#### Items listed in a dataset

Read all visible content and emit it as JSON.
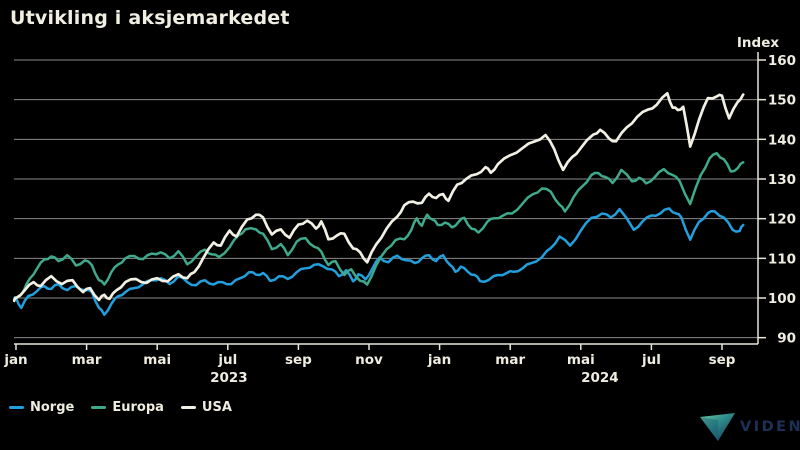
{
  "title": "Utvikling i aksjemarkedet",
  "legend": [
    {
      "label": "Norge",
      "color": "#229fdd"
    },
    {
      "label": "Europa",
      "color": "#3fa98b"
    },
    {
      "label": "USA",
      "color": "#f2efe3"
    }
  ],
  "logo": {
    "text": "VIDEN",
    "triangle_colors": [
      "#6fd0a8",
      "#143a5e"
    ]
  },
  "colors": {
    "background": "#000000",
    "text": "#efece0",
    "gridline": "#8a8a8a",
    "axis": "#e8e5d9"
  },
  "chart_data": {
    "type": "line",
    "title": "Utvikling i aksjemarkedet",
    "xlabel": "",
    "ylabel": "Index",
    "ylim": [
      88,
      162
    ],
    "grid": "horizontal",
    "legend_position": "bottom-left",
    "y_ticks": [
      90,
      100,
      110,
      120,
      130,
      140,
      150,
      160
    ],
    "x_unit": "months since 2023-01-01",
    "x_ticks": [
      {
        "label": "jan",
        "t": 0
      },
      {
        "label": "mar",
        "t": 2
      },
      {
        "label": "mai",
        "t": 4
      },
      {
        "label": "jul",
        "t": 6
      },
      {
        "label": "sep",
        "t": 8
      },
      {
        "label": "nov",
        "t": 10
      },
      {
        "label": "jan",
        "t": 12
      },
      {
        "label": "mar",
        "t": 14
      },
      {
        "label": "mai",
        "t": 16
      },
      {
        "label": "jul",
        "t": 18
      },
      {
        "label": "sep",
        "t": 20
      }
    ],
    "year_labels": [
      {
        "label": "2023",
        "t": 6.03
      },
      {
        "label": "2024",
        "t": 16.54
      }
    ],
    "series": [
      {
        "name": "Norge",
        "color": "#229fdd",
        "width": 2.5,
        "points": [
          [
            -0.05,
            99.8
          ],
          [
            0,
            100
          ],
          [
            0.15,
            97.5
          ],
          [
            0.35,
            100.5
          ],
          [
            0.6,
            101.8
          ],
          [
            0.8,
            103
          ],
          [
            1,
            102.3
          ],
          [
            1.2,
            103.5
          ],
          [
            1.45,
            102
          ],
          [
            1.7,
            103
          ],
          [
            1.95,
            102
          ],
          [
            2.15,
            101.5
          ],
          [
            2.35,
            97.5
          ],
          [
            2.5,
            95.8
          ],
          [
            2.7,
            98.5
          ],
          [
            2.9,
            100.5
          ],
          [
            3.1,
            101.5
          ],
          [
            3.35,
            102.5
          ],
          [
            3.6,
            103.5
          ],
          [
            3.85,
            104.5
          ],
          [
            4.1,
            105
          ],
          [
            4.35,
            103.5
          ],
          [
            4.6,
            105.5
          ],
          [
            4.85,
            104
          ],
          [
            5.1,
            103.2
          ],
          [
            5.35,
            104.5
          ],
          [
            5.6,
            103.4
          ],
          [
            5.85,
            104
          ],
          [
            6.1,
            103.5
          ],
          [
            6.35,
            105
          ],
          [
            6.6,
            106.5
          ],
          [
            6.8,
            105.9
          ],
          [
            7,
            106.3
          ],
          [
            7.2,
            104.3
          ],
          [
            7.45,
            105.5
          ],
          [
            7.7,
            104.8
          ],
          [
            7.95,
            106.5
          ],
          [
            8.2,
            107.5
          ],
          [
            8.45,
            108.4
          ],
          [
            8.7,
            108
          ],
          [
            8.95,
            107.2
          ],
          [
            9.15,
            105.5
          ],
          [
            9.35,
            107
          ],
          [
            9.55,
            104.2
          ],
          [
            9.7,
            106
          ],
          [
            9.9,
            104.7
          ],
          [
            10.1,
            107.5
          ],
          [
            10.3,
            110.2
          ],
          [
            10.55,
            109
          ],
          [
            10.8,
            110.7
          ],
          [
            11.05,
            109.5
          ],
          [
            11.3,
            108.8
          ],
          [
            11.5,
            110
          ],
          [
            11.7,
            110.8
          ],
          [
            11.9,
            109.3
          ],
          [
            12.1,
            110.8
          ],
          [
            12.3,
            108.3
          ],
          [
            12.45,
            106.6
          ],
          [
            12.6,
            107.9
          ],
          [
            12.8,
            106.6
          ],
          [
            13,
            105.8
          ],
          [
            13.15,
            104.2
          ],
          [
            13.4,
            104.6
          ],
          [
            13.65,
            105.8
          ],
          [
            13.9,
            106.3
          ],
          [
            14.1,
            106.6
          ],
          [
            14.35,
            107.5
          ],
          [
            14.6,
            108.8
          ],
          [
            14.9,
            110.3
          ],
          [
            15.15,
            112.6
          ],
          [
            15.4,
            115.5
          ],
          [
            15.7,
            113.2
          ],
          [
            16,
            117
          ],
          [
            16.3,
            120.2
          ],
          [
            16.6,
            121.3
          ],
          [
            16.85,
            120.3
          ],
          [
            17.1,
            122.4
          ],
          [
            17.5,
            117.2
          ],
          [
            17.75,
            119.3
          ],
          [
            18,
            120.8
          ],
          [
            18.25,
            121.3
          ],
          [
            18.5,
            122.6
          ],
          [
            18.7,
            121.3
          ],
          [
            18.85,
            120.3
          ],
          [
            19.1,
            114.7
          ],
          [
            19.35,
            119.2
          ],
          [
            19.6,
            121.4
          ],
          [
            19.8,
            121.8
          ],
          [
            20.05,
            120.3
          ],
          [
            20.3,
            117.2
          ],
          [
            20.5,
            116.9
          ],
          [
            20.6,
            118.4
          ]
        ]
      },
      {
        "name": "Europa",
        "color": "#3fa98b",
        "width": 2.5,
        "points": [
          [
            -0.05,
            99.5
          ],
          [
            0,
            100
          ],
          [
            0.2,
            101.5
          ],
          [
            0.4,
            105
          ],
          [
            0.6,
            107.5
          ],
          [
            0.8,
            109.7
          ],
          [
            1,
            110.5
          ],
          [
            1.2,
            109.3
          ],
          [
            1.45,
            110.8
          ],
          [
            1.7,
            108.2
          ],
          [
            1.95,
            109.5
          ],
          [
            2.15,
            108.3
          ],
          [
            2.35,
            104.5
          ],
          [
            2.5,
            103.4
          ],
          [
            2.7,
            106.5
          ],
          [
            2.9,
            108.5
          ],
          [
            3.1,
            110
          ],
          [
            3.35,
            110.6
          ],
          [
            3.6,
            109.8
          ],
          [
            3.85,
            111.2
          ],
          [
            4.1,
            111.5
          ],
          [
            4.35,
            110
          ],
          [
            4.6,
            111.8
          ],
          [
            4.85,
            108.5
          ],
          [
            5.1,
            110.5
          ],
          [
            5.35,
            112.2
          ],
          [
            5.55,
            111
          ],
          [
            5.75,
            110.3
          ],
          [
            6.05,
            112.8
          ],
          [
            6.3,
            115.8
          ],
          [
            6.5,
            117.3
          ],
          [
            6.8,
            117.3
          ],
          [
            7,
            116.2
          ],
          [
            7.25,
            112.3
          ],
          [
            7.5,
            113.6
          ],
          [
            7.7,
            110.8
          ],
          [
            7.95,
            114.2
          ],
          [
            8.2,
            115.1
          ],
          [
            8.45,
            112.9
          ],
          [
            8.65,
            111.7
          ],
          [
            8.85,
            108.3
          ],
          [
            9.05,
            109.3
          ],
          [
            9.3,
            105.8
          ],
          [
            9.5,
            107.2
          ],
          [
            9.75,
            104.3
          ],
          [
            9.95,
            103.4
          ],
          [
            10.2,
            108.2
          ],
          [
            10.5,
            112.3
          ],
          [
            10.75,
            114.6
          ],
          [
            11,
            114.8
          ],
          [
            11.2,
            117.2
          ],
          [
            11.35,
            120.1
          ],
          [
            11.5,
            118.2
          ],
          [
            11.65,
            121
          ],
          [
            11.8,
            119.8
          ],
          [
            11.95,
            118.4
          ],
          [
            12.15,
            119
          ],
          [
            12.35,
            117.8
          ],
          [
            12.55,
            119.3
          ],
          [
            12.7,
            120.2
          ],
          [
            12.9,
            117.5
          ],
          [
            13.1,
            116.5
          ],
          [
            13.35,
            119.2
          ],
          [
            13.55,
            120.1
          ],
          [
            13.8,
            120.8
          ],
          [
            14.05,
            121.3
          ],
          [
            14.35,
            123.8
          ],
          [
            14.65,
            126.2
          ],
          [
            14.9,
            127.6
          ],
          [
            15.15,
            126.8
          ],
          [
            15.4,
            123.5
          ],
          [
            15.55,
            121.8
          ],
          [
            15.8,
            125.5
          ],
          [
            16.05,
            128.2
          ],
          [
            16.3,
            131
          ],
          [
            16.5,
            131.5
          ],
          [
            16.7,
            130.5
          ],
          [
            16.9,
            129
          ],
          [
            17.15,
            132.3
          ],
          [
            17.45,
            129.4
          ],
          [
            17.65,
            130.3
          ],
          [
            17.85,
            128.9
          ],
          [
            18.1,
            130.5
          ],
          [
            18.35,
            132.5
          ],
          [
            18.6,
            131
          ],
          [
            18.8,
            129.5
          ],
          [
            19.1,
            123.7
          ],
          [
            19.4,
            131
          ],
          [
            19.65,
            135.2
          ],
          [
            19.85,
            136.5
          ],
          [
            20.05,
            135
          ],
          [
            20.25,
            131.9
          ],
          [
            20.45,
            132.8
          ],
          [
            20.6,
            134.2
          ]
        ]
      },
      {
        "name": "USA",
        "color": "#f2efe3",
        "width": 2.7,
        "points": [
          [
            -0.05,
            99.3
          ],
          [
            0,
            100
          ],
          [
            0.25,
            102
          ],
          [
            0.5,
            104
          ],
          [
            0.7,
            103
          ],
          [
            1,
            105.5
          ],
          [
            1.3,
            103.5
          ],
          [
            1.6,
            104.5
          ],
          [
            1.9,
            101.5
          ],
          [
            2.1,
            102.5
          ],
          [
            2.35,
            99.5
          ],
          [
            2.5,
            100.8
          ],
          [
            2.65,
            99.8
          ],
          [
            2.85,
            102
          ],
          [
            3.1,
            104
          ],
          [
            3.4,
            104.8
          ],
          [
            3.7,
            103.8
          ],
          [
            4,
            105
          ],
          [
            4.3,
            104.2
          ],
          [
            4.6,
            106
          ],
          [
            4.85,
            105
          ],
          [
            5.05,
            106.5
          ],
          [
            5.3,
            110
          ],
          [
            5.6,
            114
          ],
          [
            5.8,
            113.2
          ],
          [
            6.05,
            117
          ],
          [
            6.25,
            115.5
          ],
          [
            6.55,
            119.8
          ],
          [
            6.8,
            121
          ],
          [
            7,
            120.3
          ],
          [
            7.25,
            116
          ],
          [
            7.5,
            117.3
          ],
          [
            7.75,
            115.2
          ],
          [
            8,
            118.5
          ],
          [
            8.25,
            119.5
          ],
          [
            8.5,
            117.5
          ],
          [
            8.65,
            119.3
          ],
          [
            8.85,
            114.8
          ],
          [
            9.1,
            115.8
          ],
          [
            9.3,
            116.2
          ],
          [
            9.55,
            112.5
          ],
          [
            9.75,
            111.5
          ],
          [
            9.95,
            109
          ],
          [
            10.2,
            113.5
          ],
          [
            10.5,
            117.5
          ],
          [
            10.8,
            120.5
          ],
          [
            11,
            123.4
          ],
          [
            11.25,
            124.3
          ],
          [
            11.5,
            124
          ],
          [
            11.7,
            126.3
          ],
          [
            11.9,
            125.2
          ],
          [
            12.1,
            126.2
          ],
          [
            12.25,
            124.5
          ],
          [
            12.5,
            128.6
          ],
          [
            12.75,
            130
          ],
          [
            13.05,
            131.2
          ],
          [
            13.3,
            133
          ],
          [
            13.45,
            131.6
          ],
          [
            13.65,
            133.7
          ],
          [
            14,
            136
          ],
          [
            14.35,
            137.8
          ],
          [
            14.7,
            139.5
          ],
          [
            15,
            141.1
          ],
          [
            15.25,
            137.5
          ],
          [
            15.5,
            132.3
          ],
          [
            15.75,
            135.5
          ],
          [
            16,
            137.8
          ],
          [
            16.35,
            141.2
          ],
          [
            16.55,
            142.4
          ],
          [
            16.8,
            140.2
          ],
          [
            17,
            139.5
          ],
          [
            17.3,
            143
          ],
          [
            17.6,
            145.7
          ],
          [
            17.9,
            147.5
          ],
          [
            18.15,
            148.7
          ],
          [
            18.45,
            151.6
          ],
          [
            18.6,
            148
          ],
          [
            18.75,
            147.4
          ],
          [
            18.9,
            148.2
          ],
          [
            19.1,
            138.2
          ],
          [
            19.35,
            145
          ],
          [
            19.6,
            150.4
          ],
          [
            19.85,
            150.8
          ],
          [
            20,
            151
          ],
          [
            20.2,
            145.3
          ],
          [
            20.45,
            149.5
          ],
          [
            20.6,
            151.3
          ]
        ]
      }
    ]
  }
}
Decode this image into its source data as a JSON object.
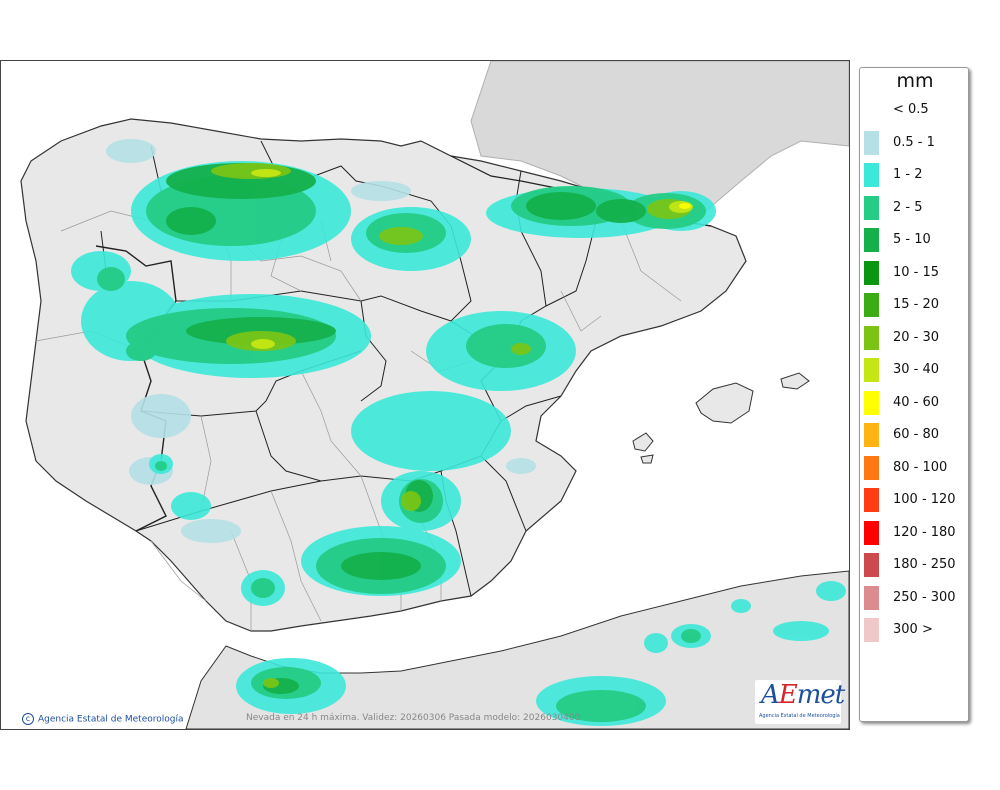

#### CHALLENGE
Identify the lines of the entries containing the string "Utvikling". Copy each such line.

#### RESULT BELOW
  "title": "Utvikling i aksjemarkedet",
    "title": "Utvikling i aksjemarkedet",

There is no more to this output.